| Fragmento seleccionado |

En la debilidad del cura de Ambricourt, cuya dimensión sociológica no es sino una metáfora de su realidad teológica, se encarna una iglesia pobre, la iglesia de los creyentes en Jesús, varón de dolores, sin ningún atractivo humano, como proclamaba Isaías en sus cantos del Siervo (Is 52, 13-53,12); una iglesia abierta a todo aquel a quien le falta la única riqueza necesaria, Dios mismo, como le pasa a Séraphita, a la Condesa, o al propio cura rural.

Esta película apabullante en sus primeros planos, en sus silencios, da una lección de terrible humanidad: apabullados por el peso del pecado y del mal cotidiano, insoportables en su cruel vulgaridad, brilla en cada uno el rostro de Cristo, la gloria de su resurrección, en el anonadamiento y en el vaciamiento de sí mismo, abiertos a la gracia que transforma la fragilidad, la finitud, la soledad cósmica.

De esta mirada sobre la naturaleza humana se ha criticado su ascendiente jansenista, aunque habría que decir que se trata más bien de una visión pascaliana. Lo que se olvida añadir es que Bresson captó, con una singular penetración, la intuición poética de Bernanos en su novela, a través de la cual, como ocurre en toda la cultura católica francesa del siglo XX, la herida de Port-Royal se intenta cauterizar con el “caminito” de Teresa de Lisieux (1873-1897).

Datos de disposición espacial
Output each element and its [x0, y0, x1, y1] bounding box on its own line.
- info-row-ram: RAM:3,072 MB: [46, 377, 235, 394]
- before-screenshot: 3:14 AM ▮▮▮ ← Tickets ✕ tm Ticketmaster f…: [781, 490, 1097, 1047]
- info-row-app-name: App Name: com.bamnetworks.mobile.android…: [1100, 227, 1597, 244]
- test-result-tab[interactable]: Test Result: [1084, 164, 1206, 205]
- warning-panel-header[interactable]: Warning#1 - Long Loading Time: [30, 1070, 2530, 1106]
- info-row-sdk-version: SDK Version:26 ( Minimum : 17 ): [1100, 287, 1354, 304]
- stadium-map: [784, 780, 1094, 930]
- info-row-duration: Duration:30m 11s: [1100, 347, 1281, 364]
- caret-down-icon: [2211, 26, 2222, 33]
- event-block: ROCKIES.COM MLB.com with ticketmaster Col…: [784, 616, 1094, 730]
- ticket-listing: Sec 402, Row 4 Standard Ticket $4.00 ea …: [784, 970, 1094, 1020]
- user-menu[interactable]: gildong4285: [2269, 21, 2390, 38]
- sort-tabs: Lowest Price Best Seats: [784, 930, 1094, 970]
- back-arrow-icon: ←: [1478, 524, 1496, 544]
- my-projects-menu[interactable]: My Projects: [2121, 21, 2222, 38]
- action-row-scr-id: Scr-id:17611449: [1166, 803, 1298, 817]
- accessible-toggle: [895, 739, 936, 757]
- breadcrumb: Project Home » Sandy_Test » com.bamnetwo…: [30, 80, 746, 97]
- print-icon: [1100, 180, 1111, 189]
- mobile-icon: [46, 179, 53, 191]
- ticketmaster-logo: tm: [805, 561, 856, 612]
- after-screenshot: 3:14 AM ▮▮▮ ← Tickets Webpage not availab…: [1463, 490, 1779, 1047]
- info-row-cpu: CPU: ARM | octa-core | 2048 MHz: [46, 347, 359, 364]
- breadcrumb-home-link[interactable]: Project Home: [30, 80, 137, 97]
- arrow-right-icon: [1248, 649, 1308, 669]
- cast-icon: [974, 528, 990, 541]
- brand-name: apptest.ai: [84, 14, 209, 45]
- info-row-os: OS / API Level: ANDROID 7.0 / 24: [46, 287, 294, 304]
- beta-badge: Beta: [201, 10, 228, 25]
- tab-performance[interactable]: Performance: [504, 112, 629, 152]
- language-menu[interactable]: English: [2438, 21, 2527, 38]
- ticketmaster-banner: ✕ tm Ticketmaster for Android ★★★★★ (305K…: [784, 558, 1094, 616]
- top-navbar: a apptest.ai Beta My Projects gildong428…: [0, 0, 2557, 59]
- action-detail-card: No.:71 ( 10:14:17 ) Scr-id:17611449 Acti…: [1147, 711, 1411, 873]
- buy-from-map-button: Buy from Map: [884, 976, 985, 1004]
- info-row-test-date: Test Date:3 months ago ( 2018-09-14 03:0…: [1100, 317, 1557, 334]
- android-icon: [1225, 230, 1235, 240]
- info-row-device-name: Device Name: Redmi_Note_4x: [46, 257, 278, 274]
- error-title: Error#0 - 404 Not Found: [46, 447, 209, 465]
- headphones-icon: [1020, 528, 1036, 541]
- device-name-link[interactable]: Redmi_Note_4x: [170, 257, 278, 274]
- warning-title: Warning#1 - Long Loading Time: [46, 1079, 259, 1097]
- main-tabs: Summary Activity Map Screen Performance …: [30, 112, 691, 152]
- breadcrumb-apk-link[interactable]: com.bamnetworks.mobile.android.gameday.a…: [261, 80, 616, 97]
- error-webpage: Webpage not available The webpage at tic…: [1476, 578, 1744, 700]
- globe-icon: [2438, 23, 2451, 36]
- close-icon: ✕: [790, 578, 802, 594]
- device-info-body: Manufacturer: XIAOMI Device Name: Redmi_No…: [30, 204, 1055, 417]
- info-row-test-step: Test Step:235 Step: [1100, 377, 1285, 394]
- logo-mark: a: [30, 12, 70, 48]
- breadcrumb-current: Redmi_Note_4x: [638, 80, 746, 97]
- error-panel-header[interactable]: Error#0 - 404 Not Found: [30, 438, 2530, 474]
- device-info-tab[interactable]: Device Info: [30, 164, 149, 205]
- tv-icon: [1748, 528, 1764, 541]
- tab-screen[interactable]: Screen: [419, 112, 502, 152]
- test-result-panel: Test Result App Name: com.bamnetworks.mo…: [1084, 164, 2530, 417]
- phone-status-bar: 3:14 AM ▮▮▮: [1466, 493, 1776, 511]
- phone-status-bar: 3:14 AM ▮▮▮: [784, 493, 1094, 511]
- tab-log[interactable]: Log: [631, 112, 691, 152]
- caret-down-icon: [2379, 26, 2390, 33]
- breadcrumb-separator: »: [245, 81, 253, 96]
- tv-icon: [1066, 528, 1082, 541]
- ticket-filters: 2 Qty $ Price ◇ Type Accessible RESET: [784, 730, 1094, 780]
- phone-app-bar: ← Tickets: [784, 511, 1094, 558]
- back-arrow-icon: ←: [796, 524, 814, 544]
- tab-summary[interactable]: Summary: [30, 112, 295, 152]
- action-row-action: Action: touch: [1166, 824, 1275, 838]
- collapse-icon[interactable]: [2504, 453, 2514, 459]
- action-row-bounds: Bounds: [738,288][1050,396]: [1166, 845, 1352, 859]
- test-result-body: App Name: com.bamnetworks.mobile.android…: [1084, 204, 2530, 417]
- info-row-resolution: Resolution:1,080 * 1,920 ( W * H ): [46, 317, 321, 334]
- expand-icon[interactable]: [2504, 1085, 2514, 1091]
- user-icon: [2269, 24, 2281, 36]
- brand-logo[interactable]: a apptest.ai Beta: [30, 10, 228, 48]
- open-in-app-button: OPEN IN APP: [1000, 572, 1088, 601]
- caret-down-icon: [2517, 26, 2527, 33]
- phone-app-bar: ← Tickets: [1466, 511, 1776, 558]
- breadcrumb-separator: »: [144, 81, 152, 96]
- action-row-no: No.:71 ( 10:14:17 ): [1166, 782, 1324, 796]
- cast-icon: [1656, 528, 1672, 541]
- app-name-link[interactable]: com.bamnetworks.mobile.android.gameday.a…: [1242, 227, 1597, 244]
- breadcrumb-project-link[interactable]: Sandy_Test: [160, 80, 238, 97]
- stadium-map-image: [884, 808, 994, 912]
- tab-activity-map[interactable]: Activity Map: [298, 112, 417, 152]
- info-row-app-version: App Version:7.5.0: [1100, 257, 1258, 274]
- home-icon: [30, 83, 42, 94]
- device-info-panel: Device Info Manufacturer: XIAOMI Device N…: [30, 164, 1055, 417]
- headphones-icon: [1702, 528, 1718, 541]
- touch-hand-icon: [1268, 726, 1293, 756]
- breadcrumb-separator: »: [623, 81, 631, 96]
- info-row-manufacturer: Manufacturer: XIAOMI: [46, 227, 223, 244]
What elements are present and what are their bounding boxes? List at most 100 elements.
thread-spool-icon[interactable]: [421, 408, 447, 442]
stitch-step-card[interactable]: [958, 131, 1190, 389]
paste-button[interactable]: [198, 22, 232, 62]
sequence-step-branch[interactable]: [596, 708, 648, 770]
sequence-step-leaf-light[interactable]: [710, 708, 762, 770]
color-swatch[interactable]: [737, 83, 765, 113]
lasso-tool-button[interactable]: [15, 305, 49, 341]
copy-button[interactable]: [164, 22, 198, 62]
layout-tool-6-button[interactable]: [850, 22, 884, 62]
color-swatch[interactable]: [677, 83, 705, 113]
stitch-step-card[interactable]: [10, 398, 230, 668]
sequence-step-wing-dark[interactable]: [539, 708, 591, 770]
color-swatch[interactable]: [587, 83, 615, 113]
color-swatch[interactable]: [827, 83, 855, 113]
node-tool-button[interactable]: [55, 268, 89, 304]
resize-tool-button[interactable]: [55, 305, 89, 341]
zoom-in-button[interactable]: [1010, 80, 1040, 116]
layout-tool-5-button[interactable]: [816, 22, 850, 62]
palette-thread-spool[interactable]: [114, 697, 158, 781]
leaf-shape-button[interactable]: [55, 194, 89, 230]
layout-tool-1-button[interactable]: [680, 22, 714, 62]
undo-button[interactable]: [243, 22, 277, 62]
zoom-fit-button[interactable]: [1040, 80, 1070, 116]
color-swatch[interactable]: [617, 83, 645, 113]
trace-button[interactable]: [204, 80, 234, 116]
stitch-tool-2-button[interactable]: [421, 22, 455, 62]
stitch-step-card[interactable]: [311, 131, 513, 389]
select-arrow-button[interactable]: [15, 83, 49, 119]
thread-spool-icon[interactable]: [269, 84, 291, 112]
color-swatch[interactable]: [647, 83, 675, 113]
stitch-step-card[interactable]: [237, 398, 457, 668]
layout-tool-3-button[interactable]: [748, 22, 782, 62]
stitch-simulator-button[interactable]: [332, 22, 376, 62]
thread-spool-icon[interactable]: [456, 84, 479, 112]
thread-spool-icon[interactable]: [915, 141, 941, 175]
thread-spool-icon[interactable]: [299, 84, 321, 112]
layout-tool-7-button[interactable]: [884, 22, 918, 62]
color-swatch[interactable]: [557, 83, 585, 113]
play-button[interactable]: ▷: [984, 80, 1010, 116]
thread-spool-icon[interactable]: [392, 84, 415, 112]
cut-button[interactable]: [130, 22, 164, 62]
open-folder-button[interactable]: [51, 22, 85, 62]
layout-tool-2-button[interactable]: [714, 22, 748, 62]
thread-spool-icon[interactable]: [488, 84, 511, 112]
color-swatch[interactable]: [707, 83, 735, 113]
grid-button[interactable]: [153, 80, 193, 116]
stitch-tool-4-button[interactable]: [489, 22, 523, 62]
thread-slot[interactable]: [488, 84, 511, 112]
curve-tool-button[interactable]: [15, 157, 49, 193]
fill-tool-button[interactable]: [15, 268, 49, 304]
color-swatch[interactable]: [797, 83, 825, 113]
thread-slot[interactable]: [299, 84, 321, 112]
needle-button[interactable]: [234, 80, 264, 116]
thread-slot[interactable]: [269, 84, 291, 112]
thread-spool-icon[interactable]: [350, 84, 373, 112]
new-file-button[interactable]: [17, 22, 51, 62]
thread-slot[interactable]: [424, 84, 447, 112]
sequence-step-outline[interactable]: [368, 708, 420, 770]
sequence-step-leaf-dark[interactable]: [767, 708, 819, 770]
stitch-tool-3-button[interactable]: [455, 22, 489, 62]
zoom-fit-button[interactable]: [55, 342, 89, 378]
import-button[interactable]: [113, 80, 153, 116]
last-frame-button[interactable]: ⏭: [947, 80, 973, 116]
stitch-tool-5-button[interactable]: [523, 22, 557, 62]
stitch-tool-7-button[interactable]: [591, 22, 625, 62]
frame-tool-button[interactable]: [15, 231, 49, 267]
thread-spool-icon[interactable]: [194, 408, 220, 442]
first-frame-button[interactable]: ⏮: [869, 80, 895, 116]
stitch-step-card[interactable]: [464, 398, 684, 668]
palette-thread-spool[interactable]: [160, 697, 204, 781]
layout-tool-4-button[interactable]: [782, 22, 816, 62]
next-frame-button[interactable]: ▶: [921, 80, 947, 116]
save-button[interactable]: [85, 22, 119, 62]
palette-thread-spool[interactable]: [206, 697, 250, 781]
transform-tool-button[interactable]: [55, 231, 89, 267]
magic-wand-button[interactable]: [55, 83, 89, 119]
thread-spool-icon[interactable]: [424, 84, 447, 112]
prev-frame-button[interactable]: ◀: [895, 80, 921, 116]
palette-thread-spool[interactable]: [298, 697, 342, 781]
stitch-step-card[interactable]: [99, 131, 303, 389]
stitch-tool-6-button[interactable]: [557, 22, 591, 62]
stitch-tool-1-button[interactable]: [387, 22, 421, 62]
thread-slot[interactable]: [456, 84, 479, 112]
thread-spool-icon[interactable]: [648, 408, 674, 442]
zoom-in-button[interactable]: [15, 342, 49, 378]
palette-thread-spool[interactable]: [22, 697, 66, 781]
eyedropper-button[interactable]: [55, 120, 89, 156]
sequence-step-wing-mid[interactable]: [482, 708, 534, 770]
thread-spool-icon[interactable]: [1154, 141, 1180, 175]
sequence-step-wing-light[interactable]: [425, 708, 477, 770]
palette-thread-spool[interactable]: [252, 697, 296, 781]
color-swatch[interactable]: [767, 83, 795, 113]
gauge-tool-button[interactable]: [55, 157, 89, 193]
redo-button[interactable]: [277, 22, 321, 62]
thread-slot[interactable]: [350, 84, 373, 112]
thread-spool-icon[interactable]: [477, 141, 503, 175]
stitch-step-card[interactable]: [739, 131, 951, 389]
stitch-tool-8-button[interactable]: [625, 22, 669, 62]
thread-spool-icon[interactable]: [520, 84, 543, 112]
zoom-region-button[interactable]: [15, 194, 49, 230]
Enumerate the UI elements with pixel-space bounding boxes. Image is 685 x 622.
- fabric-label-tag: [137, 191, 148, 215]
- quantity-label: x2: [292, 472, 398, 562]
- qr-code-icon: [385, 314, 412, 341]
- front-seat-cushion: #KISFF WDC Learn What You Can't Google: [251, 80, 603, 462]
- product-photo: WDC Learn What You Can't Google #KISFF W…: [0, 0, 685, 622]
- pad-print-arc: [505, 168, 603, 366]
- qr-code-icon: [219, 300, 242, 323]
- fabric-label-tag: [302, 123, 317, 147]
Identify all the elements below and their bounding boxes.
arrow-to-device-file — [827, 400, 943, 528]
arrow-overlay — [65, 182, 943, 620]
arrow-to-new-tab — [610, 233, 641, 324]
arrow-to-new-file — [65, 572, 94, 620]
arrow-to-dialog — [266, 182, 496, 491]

| Tareas escritas |
**1)** Cita literalmente, del fragmento sobre la película de Bresson, el tramo que va desde "De esta mirada" hasta "de Lisieux (1873-1897).".
**2)** Indica si cada afirmación concuerda con el fragmento sobre la película de Bresson, respondiendo sí o no y citando las palabras decisivas: (a) Se ha criticado el ascendiente jansenista de la mirada sobre la naturaleza humana. (b) Séraphita posee la única riqueza necesaria. (c) Bresson captó la intuición poética de Bernanos en su novela.
**3)** Prosigue el fragmento sobre la película de Bresson a partir de su última oración.

| Respuestas por tarea |
**1)**
De esta mirada sobre la naturaleza humana se ha criticado su ascendiente jansenista, aunque habría que decir que se trata más bien de una visión pascaliana. Lo que se olvida añadir es que Bresson captó, con una singular penetración, la intuición poética de Bernanos en su novela, a través de la cual, como ocurre en toda la cultura católica francesa del siglo XX, la herida de Port-Royal se intenta cauterizar con el “caminito” de Teresa de Lisieux (1873-1897).

**2)**
(a) Sí: "De esta mirada sobre la naturaleza humana se ha criticado su ascendiente jansenista".
(b) No: "a todo aquel a quien le falta la única riqueza necesaria, Dios mismo, como le pasa a Séraphita".
(c) Sí: "Bresson captó, con una singular penetración, la intuición poética de Bernanos en su novela".

**3)**
Tengo grabado a fuego en el corazón dos escenas de la película que sintetizan este desposorio espiritual entre la dialéctica de Blaise Pascal y el camino de Teresa. Tras la muerte de la Condesa, el cura de Ambricourt escribe en su diario que le ha pasado lo peor que puede imaginar: encontrarse careciendo de resignación y de valor. “C’est la tentation m’est venue…” deja escrito, antes de que le veamos dirigirse, junto a su maestro el cura de Torcy, a una pequeña cabaña en un collado. Allí, el de Torcy le reprende por su comportamiento, como a un niño que no discierne bien las situaciones. Le recomienda orar, aunque sea solo mecánicamente, con los labios. Le recuerda que la fe se forja volviendo al lugar en que Jesús se encontraba hace dos mil años. En ese momento a Ambricourt se le caen las lágrimas, mientras se oye su voz en off: “El Señor me había mostrado la gracia, a través de los labios de mi maestro, de que nada podría separarme del lugar que me estaba reservado para la eternidad. Yo era prisionero de la Santa Agonía” (en el video, de 68:15 a 73:41).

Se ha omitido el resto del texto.